What is being asked: The entries below contain pictures. Retype everything except those pictures, exactly as given.
Start of Records provided
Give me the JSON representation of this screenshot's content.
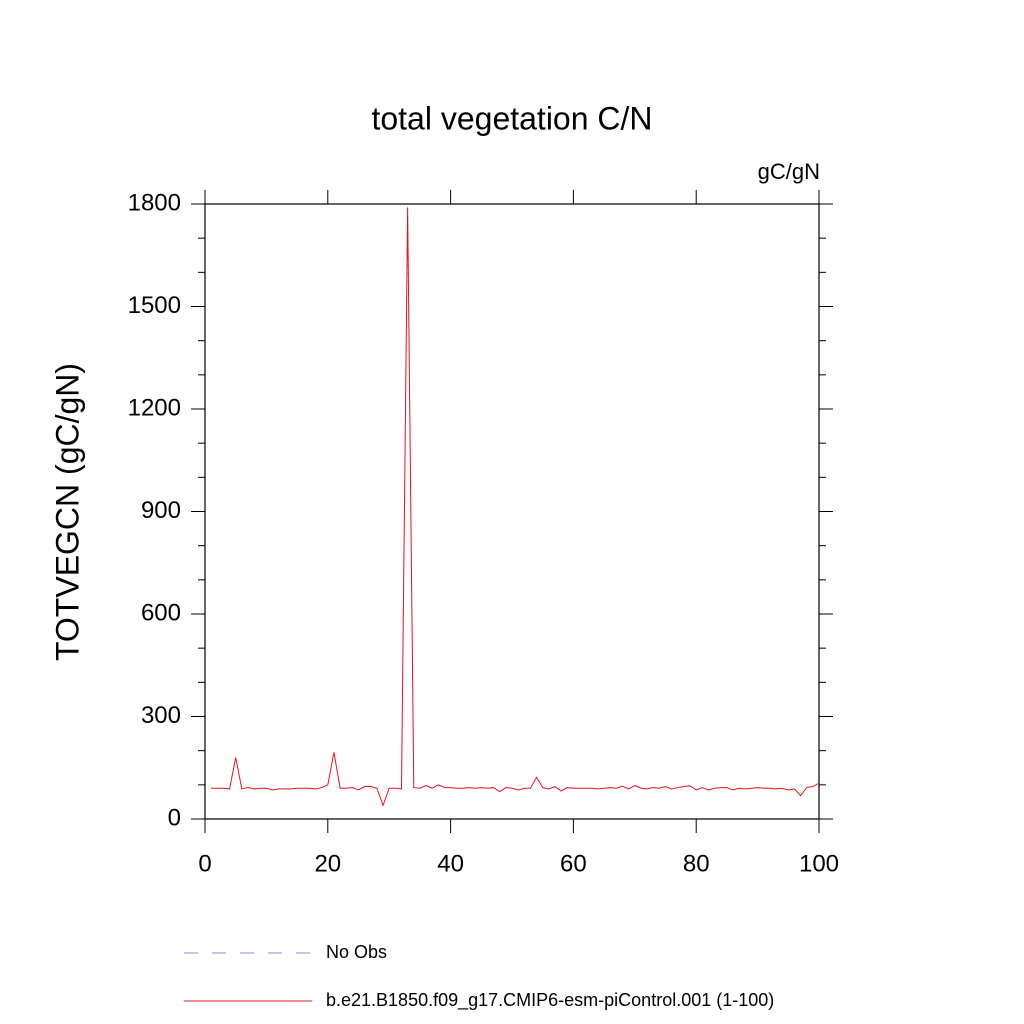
{
  "chart_data": {
    "type": "line",
    "title": "total vegetation C/N",
    "units": "gC/gN",
    "ylabel": "TOTVEGCN  (gC/gN)",
    "x": [
      1,
      2,
      3,
      4,
      5,
      6,
      7,
      8,
      9,
      10,
      11,
      12,
      13,
      14,
      15,
      16,
      17,
      18,
      19,
      20,
      21,
      22,
      23,
      24,
      25,
      26,
      27,
      28,
      29,
      30,
      31,
      32,
      33,
      34,
      35,
      36,
      37,
      38,
      39,
      40,
      41,
      42,
      43,
      44,
      45,
      46,
      47,
      48,
      49,
      50,
      51,
      52,
      53,
      54,
      55,
      56,
      57,
      58,
      59,
      60,
      61,
      62,
      63,
      64,
      65,
      66,
      67,
      68,
      69,
      70,
      71,
      72,
      73,
      74,
      75,
      76,
      77,
      78,
      79,
      80,
      81,
      82,
      83,
      84,
      85,
      86,
      87,
      88,
      89,
      90,
      91,
      92,
      93,
      94,
      95,
      96,
      97,
      98,
      99,
      100
    ],
    "series": [
      {
        "name": "b.e21.B1850.f09_g17.CMIP6-esm-piControl.001 (1-100)",
        "color": "#e8141c",
        "dashed": false,
        "values": [
          90,
          90,
          90,
          88,
          180,
          88,
          92,
          88,
          90,
          90,
          85,
          88,
          88,
          88,
          90,
          90,
          90,
          88,
          92,
          100,
          195,
          90,
          90,
          92,
          85,
          95,
          95,
          90,
          40,
          90,
          90,
          88,
          1790,
          92,
          90,
          98,
          90,
          100,
          92,
          92,
          90,
          90,
          92,
          90,
          92,
          90,
          92,
          80,
          92,
          90,
          85,
          90,
          90,
          122,
          92,
          88,
          95,
          82,
          92,
          90,
          90,
          90,
          90,
          88,
          90,
          92,
          90,
          96,
          88,
          98,
          90,
          88,
          92,
          90,
          95,
          88,
          92,
          95,
          97,
          85,
          92,
          85,
          90,
          92,
          92,
          85,
          90,
          88,
          90,
          92,
          90,
          90,
          88,
          90,
          85,
          88,
          68,
          92,
          95,
          105
        ]
      }
    ],
    "legend_extra": [
      {
        "name": "No Obs",
        "color": "#8a8ad8",
        "dashed": true
      }
    ],
    "xlim": [
      0,
      100
    ],
    "xticks": [
      0,
      20,
      40,
      60,
      80,
      100
    ],
    "ylim": [
      0,
      1800
    ],
    "yticks": [
      0,
      300,
      600,
      900,
      1200,
      1500,
      1800
    ],
    "yminorticks": [
      100,
      200,
      400,
      500,
      700,
      800,
      1000,
      1100,
      1300,
      1400,
      1600,
      1700
    ]
  }
}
End of Records provided
Task answer:
Give me the JSON representation of this screenshot's content.
{
  "chart_data": {
    "type": "line",
    "title": "total vegetation C/N",
    "units": "gC/gN",
    "ylabel": "TOTVEGCN  (gC/gN)",
    "x": [
      1,
      2,
      3,
      4,
      5,
      6,
      7,
      8,
      9,
      10,
      11,
      12,
      13,
      14,
      15,
      16,
      17,
      18,
      19,
      20,
      21,
      22,
      23,
      24,
      25,
      26,
      27,
      28,
      29,
      30,
      31,
      32,
      33,
      34,
      35,
      36,
      37,
      38,
      39,
      40,
      41,
      42,
      43,
      44,
      45,
      46,
      47,
      48,
      49,
      50,
      51,
      52,
      53,
      54,
      55,
      56,
      57,
      58,
      59,
      60,
      61,
      62,
      63,
      64,
      65,
      66,
      67,
      68,
      69,
      70,
      71,
      72,
      73,
      74,
      75,
      76,
      77,
      78,
      79,
      80,
      81,
      82,
      83,
      84,
      85,
      86,
      87,
      88,
      89,
      90,
      91,
      92,
      93,
      94,
      95,
      96,
      97,
      98,
      99,
      100
    ],
    "series": [
      {
        "name": "b.e21.B1850.f09_g17.CMIP6-esm-piControl.001 (1-100)",
        "color": "#e8141c",
        "dashed": false,
        "values": [
          90,
          90,
          90,
          88,
          180,
          88,
          92,
          88,
          90,
          90,
          85,
          88,
          88,
          88,
          90,
          90,
          90,
          88,
          92,
          100,
          195,
          90,
          90,
          92,
          85,
          95,
          95,
          90,
          40,
          90,
          90,
          88,
          1790,
          92,
          90,
          98,
          90,
          100,
          92,
          92,
          90,
          90,
          92,
          90,
          92,
          90,
          92,
          80,
          92,
          90,
          85,
          90,
          90,
          122,
          92,
          88,
          95,
          82,
          92,
          90,
          90,
          90,
          90,
          88,
          90,
          92,
          90,
          96,
          88,
          98,
          90,
          88,
          92,
          90,
          95,
          88,
          92,
          95,
          97,
          85,
          92,
          85,
          90,
          92,
          92,
          85,
          90,
          88,
          90,
          92,
          90,
          90,
          88,
          90,
          85,
          88,
          68,
          92,
          95,
          105
        ]
      }
    ],
    "legend_extra": [
      {
        "name": "No Obs",
        "color": "#8a8ad8",
        "dashed": true
      }
    ],
    "xlim": [
      0,
      100
    ],
    "xticks": [
      0,
      20,
      40,
      60,
      80,
      100
    ],
    "ylim": [
      0,
      1800
    ],
    "yticks": [
      0,
      300,
      600,
      900,
      1200,
      1500,
      1800
    ],
    "yminorticks": [
      100,
      200,
      400,
      500,
      700,
      800,
      1000,
      1100,
      1300,
      1400,
      1600,
      1700
    ]
  }
}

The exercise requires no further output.